### WHAT YOU SHOULD DO
Copy out all lines that hold "each".

----------------

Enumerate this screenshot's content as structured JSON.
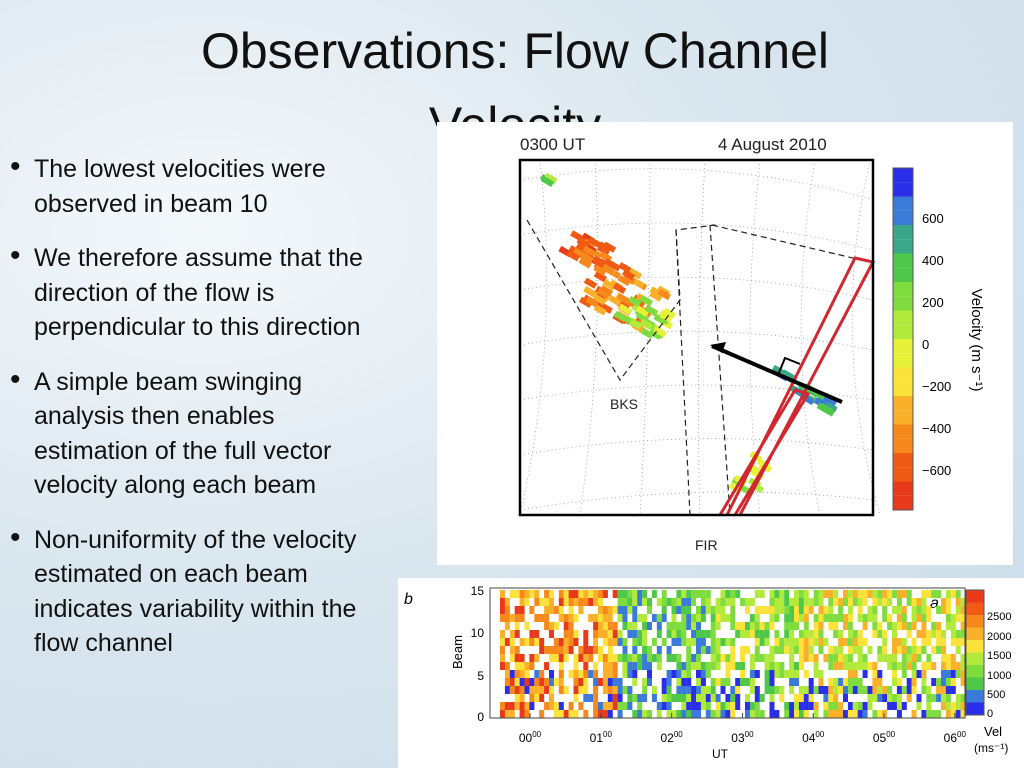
{
  "title": "Observations: Flow Channel Velocity",
  "bullets": [
    "The lowest velocities were observed in beam 10",
    "We therefore assume that the direction of the flow is perpendicular to this direction",
    "A simple beam swinging analysis then enables estimation of the full vector velocity along each beam",
    "Non-uniformity of the velocity estimated on each beam indicates variability within the flow channel"
  ],
  "map_figure": {
    "time": "0300 UT",
    "date": "4 August 2010",
    "station_labels": [
      "BKS",
      "FIR"
    ],
    "colorbar_ticks": [
      "600",
      "400",
      "200",
      "0",
      "−200",
      "−400",
      "−600"
    ],
    "colorbar_label": "Velocity (m s⁻¹)"
  },
  "rti_figure": {
    "panel_labels": [
      "b",
      "a"
    ],
    "y_label": "Beam",
    "y_ticks": [
      "15",
      "10",
      "5",
      "0"
    ],
    "x_ticks": [
      {
        "hour": "00",
        "min": "00"
      },
      {
        "hour": "01",
        "min": "00"
      },
      {
        "hour": "02",
        "min": "00"
      },
      {
        "hour": "03",
        "min": "00"
      },
      {
        "hour": "04",
        "min": "00"
      },
      {
        "hour": "05",
        "min": "00"
      },
      {
        "hour": "06",
        "min": "00"
      }
    ],
    "x_label": "UT",
    "colorbar_ticks": [
      "2500",
      "2000",
      "1500",
      "1000",
      "500",
      "0"
    ],
    "colorbar_label": [
      "Vel",
      "(ms⁻¹)"
    ]
  }
}
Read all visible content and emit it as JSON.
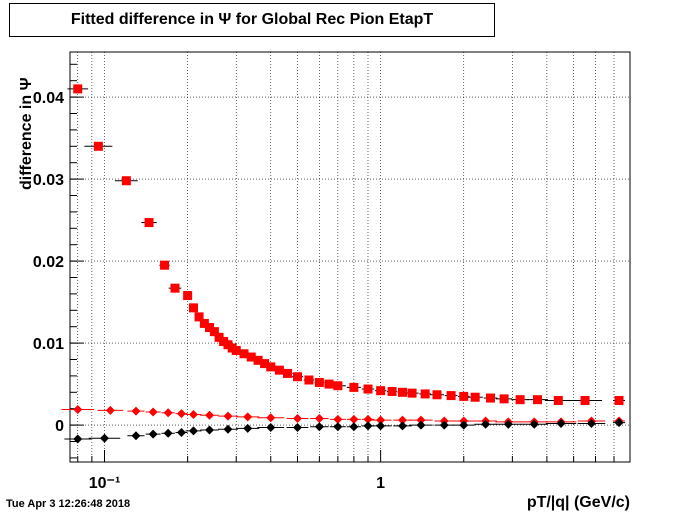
{
  "title": "Fitted difference in  Ψ  for Global Rec Pion EtapT",
  "timestamp": "Tue Apr  3 12:26:48 2018",
  "chart_data": {
    "type": "scatter",
    "title": "Fitted difference in  Ψ  for Global Rec Pion EtapT",
    "xlabel": "pT/|q| (GeV/c)",
    "ylabel": "difference in  Ψ",
    "xscale": "log",
    "xlim": [
      0.075,
      8.0
    ],
    "ylim": [
      -0.0045,
      0.0455
    ],
    "grid": true,
    "x_tick_labels": [
      "10⁻¹",
      "1"
    ],
    "y_ticks": [
      0,
      0.01,
      0.02,
      0.03,
      0.04
    ],
    "y_tick_labels": [
      "0",
      "0.01",
      "0.02",
      "0.03",
      "0.04"
    ],
    "series": [
      {
        "marker": "square",
        "color": "#ff0000",
        "x": [
          0.08,
          0.095,
          0.12,
          0.145,
          0.165,
          0.18,
          0.2,
          0.21,
          0.22,
          0.23,
          0.24,
          0.25,
          0.26,
          0.27,
          0.28,
          0.29,
          0.3,
          0.32,
          0.34,
          0.36,
          0.38,
          0.4,
          0.43,
          0.46,
          0.5,
          0.55,
          0.6,
          0.65,
          0.7,
          0.8,
          0.9,
          1.0,
          1.1,
          1.2,
          1.3,
          1.45,
          1.6,
          1.8,
          2.0,
          2.2,
          2.5,
          2.8,
          3.2,
          3.7,
          4.4,
          5.5,
          7.3
        ],
        "y": [
          0.041,
          0.034,
          0.0298,
          0.0247,
          0.0195,
          0.0167,
          0.0158,
          0.0143,
          0.0132,
          0.0124,
          0.0119,
          0.0114,
          0.0107,
          0.0102,
          0.0098,
          0.0094,
          0.0091,
          0.0087,
          0.0083,
          0.0079,
          0.0075,
          0.0071,
          0.0067,
          0.0063,
          0.0059,
          0.0055,
          0.0052,
          0.005,
          0.0048,
          0.0046,
          0.0044,
          0.0042,
          0.0041,
          0.004,
          0.0039,
          0.0038,
          0.0037,
          0.0036,
          0.0035,
          0.0034,
          0.0033,
          0.0032,
          0.0031,
          0.0031,
          0.003,
          0.003,
          0.003
        ]
      },
      {
        "marker": "diamond",
        "color": "#ff0000",
        "x": [
          0.08,
          0.105,
          0.13,
          0.15,
          0.17,
          0.19,
          0.21,
          0.24,
          0.28,
          0.33,
          0.4,
          0.5,
          0.6,
          0.7,
          0.8,
          0.9,
          1.0,
          1.2,
          1.4,
          1.7,
          2.0,
          2.4,
          2.9,
          3.6,
          4.5,
          5.8,
          7.3
        ],
        "y": [
          0.0019,
          0.0018,
          0.0017,
          0.0016,
          0.0015,
          0.0014,
          0.0013,
          0.0012,
          0.0011,
          0.001,
          0.0009,
          0.0008,
          0.0008,
          0.0007,
          0.0007,
          0.0007,
          0.0006,
          0.0006,
          0.0006,
          0.0005,
          0.0005,
          0.0005,
          0.0004,
          0.0004,
          0.0004,
          0.0005,
          0.0005
        ]
      },
      {
        "marker": "diamond",
        "color": "#000000",
        "x": [
          0.08,
          0.1,
          0.13,
          0.15,
          0.17,
          0.19,
          0.21,
          0.24,
          0.28,
          0.33,
          0.4,
          0.5,
          0.6,
          0.7,
          0.8,
          0.9,
          1.0,
          1.2,
          1.4,
          1.7,
          2.0,
          2.4,
          2.9,
          3.6,
          4.5,
          5.8,
          7.3
        ],
        "y": [
          -0.0017,
          -0.0016,
          -0.0013,
          -0.0011,
          -0.001,
          -0.0009,
          -0.0007,
          -0.0006,
          -0.0005,
          -0.0004,
          -0.0003,
          -0.0003,
          -0.0002,
          -0.0002,
          -0.0002,
          -0.0001,
          -0.0001,
          -0.0001,
          0.0,
          0.0,
          0.0,
          0.0001,
          0.0001,
          0.0001,
          0.0002,
          0.0002,
          0.0003
        ]
      }
    ]
  }
}
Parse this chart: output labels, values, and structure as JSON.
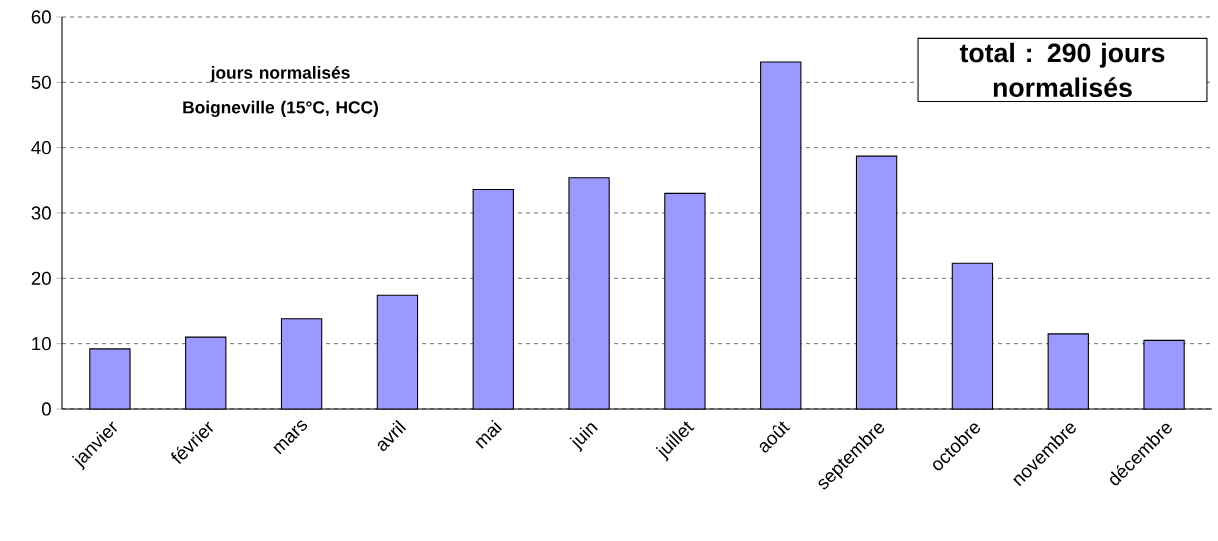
{
  "chart_data": {
    "type": "bar",
    "title": "jours normalisés Boigneville (15°C, HCC)",
    "categories": [
      "janvier",
      "février",
      "mars",
      "avril",
      "mai",
      "juin",
      "juillet",
      "août",
      "septembre",
      "octobre",
      "novembre",
      "décembre"
    ],
    "values": [
      9.2,
      11.0,
      13.8,
      17.4,
      33.6,
      35.4,
      33.0,
      53.1,
      38.7,
      22.3,
      11.5,
      10.5
    ],
    "color": "#9999ff",
    "ylim": [
      0,
      60
    ],
    "yticks": [
      0,
      10,
      20,
      30,
      40,
      50,
      60
    ],
    "grid": "y",
    "annotations": [
      "total : 290 jours normalisés"
    ]
  }
}
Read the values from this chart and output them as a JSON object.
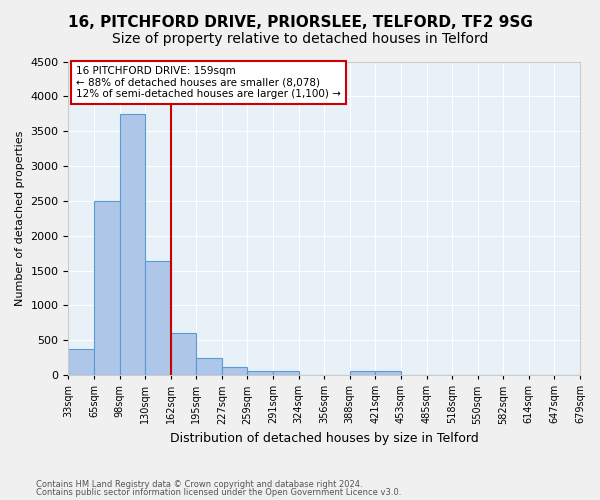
{
  "title1": "16, PITCHFORD DRIVE, PRIORSLEE, TELFORD, TF2 9SG",
  "title2": "Size of property relative to detached houses in Telford",
  "xlabel": "Distribution of detached houses by size in Telford",
  "ylabel": "Number of detached properties",
  "footnote1": "Contains HM Land Registry data © Crown copyright and database right 2024.",
  "footnote2": "Contains public sector information licensed under the Open Government Licence v3.0.",
  "bin_labels": [
    "33sqm",
    "65sqm",
    "98sqm",
    "130sqm",
    "162sqm",
    "195sqm",
    "227sqm",
    "259sqm",
    "291sqm",
    "324sqm",
    "356sqm",
    "388sqm",
    "421sqm",
    "453sqm",
    "485sqm",
    "518sqm",
    "550sqm",
    "582sqm",
    "614sqm",
    "647sqm",
    "679sqm"
  ],
  "bar_values": [
    375,
    2500,
    3750,
    1640,
    600,
    240,
    110,
    65,
    55,
    0,
    0,
    60,
    55,
    0,
    0,
    0,
    0,
    0,
    0,
    0
  ],
  "bar_color": "#aec6e8",
  "bar_edge_color": "#5b9bd5",
  "bg_color": "#e8f0f8",
  "grid_color": "#ffffff",
  "vline_color": "#cc0000",
  "annotation_text": "16 PITCHFORD DRIVE: 159sqm\n← 88% of detached houses are smaller (8,078)\n12% of semi-detached houses are larger (1,100) →",
  "annotation_box_color": "#cc0000",
  "ylim": [
    0,
    4500
  ],
  "yticks": [
    0,
    500,
    1000,
    1500,
    2000,
    2500,
    3000,
    3500,
    4000,
    4500
  ],
  "title1_fontsize": 11,
  "title2_fontsize": 10
}
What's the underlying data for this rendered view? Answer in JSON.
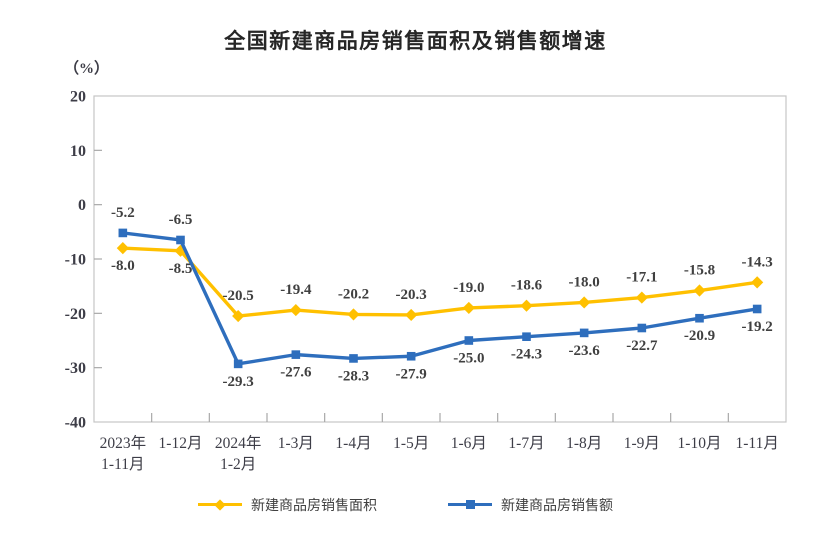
{
  "title": "全国新建商品房销售面积及销售额增速",
  "y_axis_unit": "（%）",
  "colors": {
    "sales_area_series": "#FFC000",
    "sales_value_series": "#2E6EBD",
    "label_text": "#404040",
    "axis_text": "#3D3D47",
    "title_text": "#262626",
    "plot_border": "#C6C6C6",
    "tick": "#A8A8A8"
  },
  "chart_data": {
    "type": "line",
    "title": "全国新建商品房销售面积及销售额增速",
    "y_unit": "（%）",
    "categories": [
      "2023年\n1-11月",
      "1-12月",
      "2024年\n1-2月",
      "1-3月",
      "1-4月",
      "1-5月",
      "1-6月",
      "1-7月",
      "1-8月",
      "1-9月",
      "1-10月",
      "1-11月"
    ],
    "series": [
      {
        "name": "新建商品房销售面积",
        "color": "#FFC000",
        "marker": "diamond",
        "values": [
          -8.0,
          -8.5,
          -20.5,
          -19.4,
          -20.2,
          -20.3,
          -19.0,
          -18.6,
          -18.0,
          -17.1,
          -15.8,
          -14.3
        ],
        "label_side": [
          "below",
          "below",
          "above",
          "above",
          "above",
          "above",
          "above",
          "above",
          "above",
          "above",
          "above",
          "above"
        ]
      },
      {
        "name": "新建商品房销售额",
        "color": "#2E6EBD",
        "marker": "square",
        "values": [
          -5.2,
          -6.5,
          -29.3,
          -27.6,
          -28.3,
          -27.9,
          -25.0,
          -24.3,
          -23.6,
          -22.7,
          -20.9,
          -19.2
        ],
        "label_side": [
          "above",
          "above",
          "below",
          "below",
          "below",
          "below",
          "below",
          "below",
          "below",
          "below",
          "below",
          "below"
        ]
      }
    ],
    "ylim": [
      -40,
      20
    ],
    "y_ticks": [
      20,
      10,
      0,
      -10,
      -20,
      -30,
      -40
    ],
    "grid": false,
    "legend_position": "bottom"
  }
}
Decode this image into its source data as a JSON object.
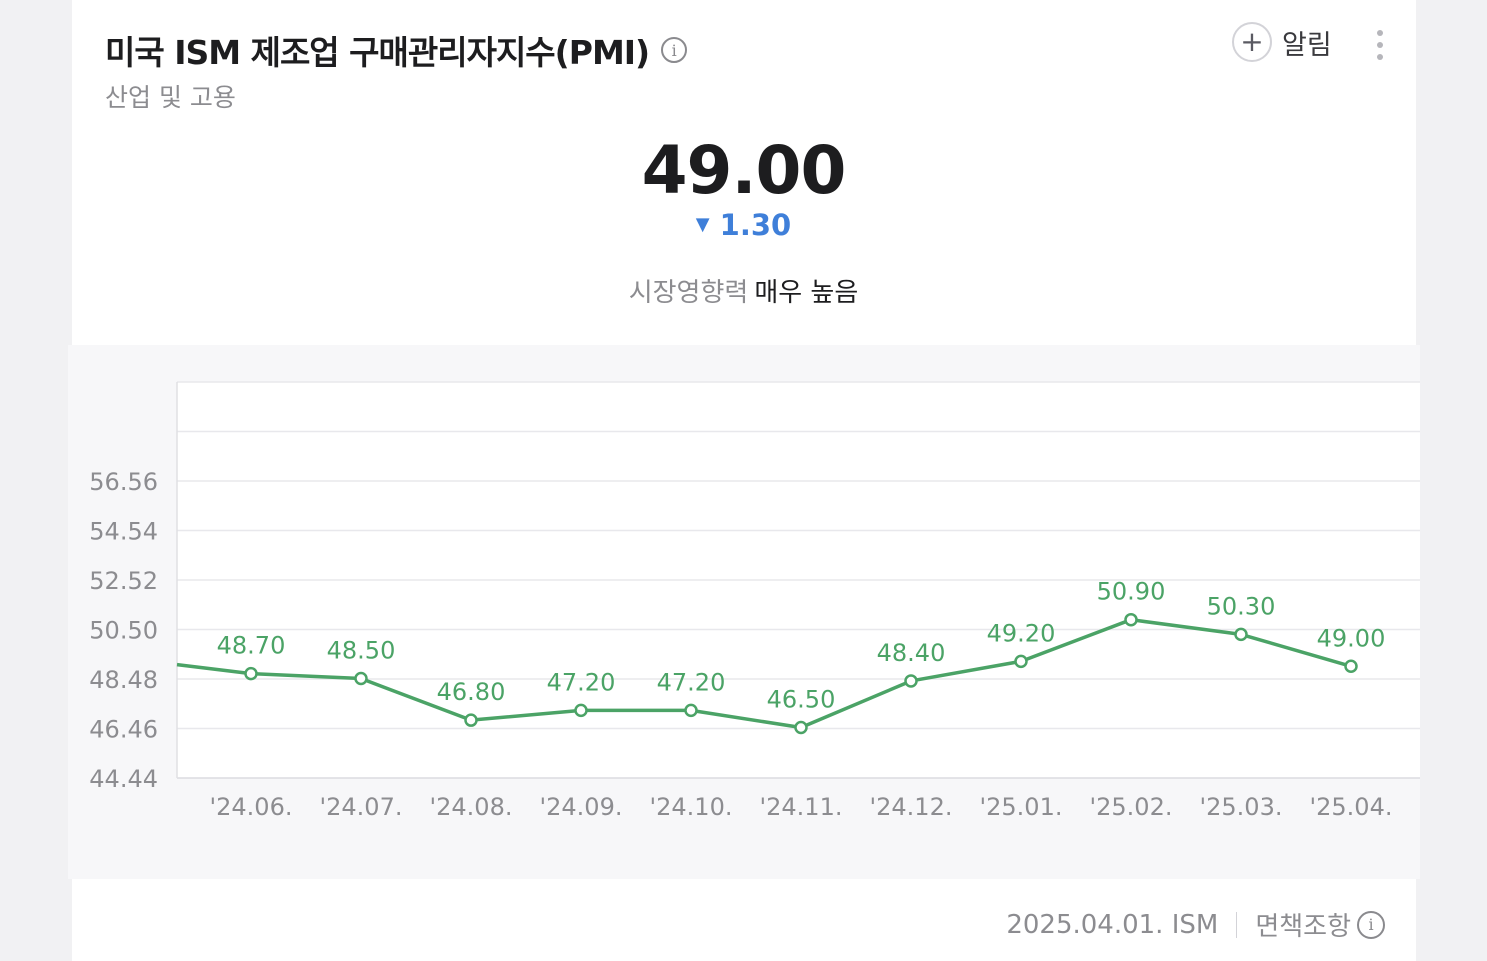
{
  "header": {
    "title": "미국 ISM 제조업 구매관리자지수(PMI)",
    "subtitle": "산업 및 고용",
    "alarm_label": "알림"
  },
  "summary": {
    "value": "49.00",
    "change": "1.30",
    "change_direction": "down",
    "impact_label": "시장영향력",
    "impact_value": "매우 높음"
  },
  "footer": {
    "source": "2025.04.01. ISM",
    "disclaimer_label": "면책조항"
  },
  "colors": {
    "line": "#4ba366",
    "change_down": "#3f7fd9"
  },
  "chart_data": {
    "type": "line",
    "categories": [
      "'24.06.",
      "'24.07.",
      "'24.08.",
      "'24.09.",
      "'24.10.",
      "'24.11.",
      "'24.12.",
      "'25.01.",
      "'25.02.",
      "'25.03.",
      "'25.04."
    ],
    "values": [
      48.7,
      48.5,
      46.8,
      47.2,
      47.2,
      46.5,
      48.4,
      49.2,
      50.9,
      50.3,
      49.0
    ],
    "data_labels": [
      "48.70",
      "48.50",
      "46.80",
      "47.20",
      "47.20",
      "46.50",
      "48.40",
      "49.20",
      "50.90",
      "50.30",
      "49.00"
    ],
    "yticks": [
      "44.44",
      "46.46",
      "48.48",
      "50.50",
      "52.52",
      "54.54",
      "56.56"
    ],
    "ylim": [
      44.44,
      60.6
    ],
    "grid": true,
    "line_color": "#4ba366"
  }
}
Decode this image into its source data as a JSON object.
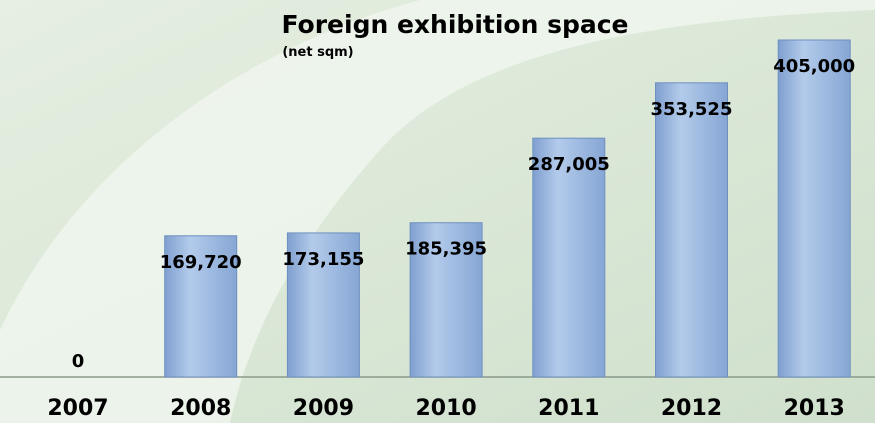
{
  "chart_data": {
    "type": "bar",
    "title": "Foreign exhibition space",
    "subtitle": "(net sqm)",
    "categories": [
      "2007",
      "2008",
      "2009",
      "2010",
      "2011",
      "2012",
      "2013"
    ],
    "values": [
      0,
      169720,
      173155,
      185395,
      287005,
      353525,
      405000
    ],
    "value_labels": [
      "0",
      "169,720",
      "173,155",
      "185,395",
      "287,005",
      "353,525",
      "405,000"
    ],
    "color": "#9bb8e0"
  }
}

----------------

### SOLUTION TO THIS PROBLEM
    "A simple beam swinging analysis then enables estimation of the full vector velocity along each beam",
    "Non-uniformity of the velocity estimated on each beam indicates variability within the flow channel"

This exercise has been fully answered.